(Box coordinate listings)
____________________
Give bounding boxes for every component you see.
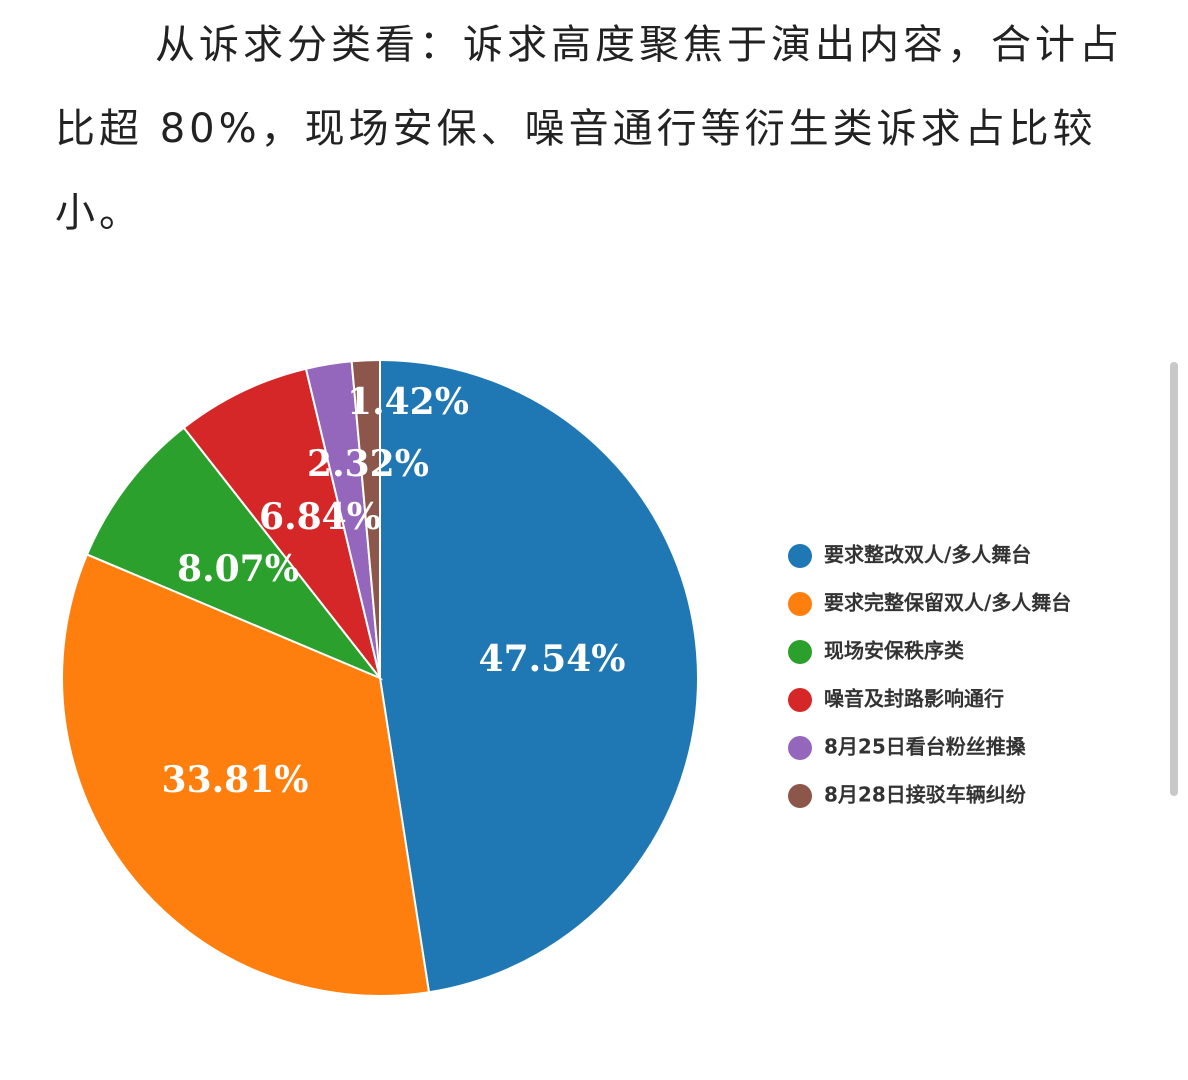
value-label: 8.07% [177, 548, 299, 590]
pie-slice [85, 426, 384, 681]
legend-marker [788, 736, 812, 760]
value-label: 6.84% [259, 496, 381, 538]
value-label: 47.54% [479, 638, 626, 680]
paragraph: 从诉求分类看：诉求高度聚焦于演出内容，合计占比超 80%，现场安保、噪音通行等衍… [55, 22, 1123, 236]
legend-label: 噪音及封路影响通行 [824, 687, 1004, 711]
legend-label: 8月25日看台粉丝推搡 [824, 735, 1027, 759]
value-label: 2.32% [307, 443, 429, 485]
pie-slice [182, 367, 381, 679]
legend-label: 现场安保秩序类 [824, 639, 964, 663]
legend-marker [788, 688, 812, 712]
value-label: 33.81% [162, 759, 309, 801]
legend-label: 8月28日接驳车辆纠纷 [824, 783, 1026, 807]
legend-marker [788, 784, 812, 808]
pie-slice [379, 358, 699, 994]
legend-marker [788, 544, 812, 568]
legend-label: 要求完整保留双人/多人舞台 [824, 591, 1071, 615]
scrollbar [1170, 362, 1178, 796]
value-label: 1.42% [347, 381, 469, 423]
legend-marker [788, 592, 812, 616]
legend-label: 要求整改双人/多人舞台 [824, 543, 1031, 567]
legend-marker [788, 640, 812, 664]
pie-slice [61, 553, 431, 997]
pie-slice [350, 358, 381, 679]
____________________
Task objective = Count the lines in the items above that contain the string "legend", and give only the number.

Answer for this exercise = 12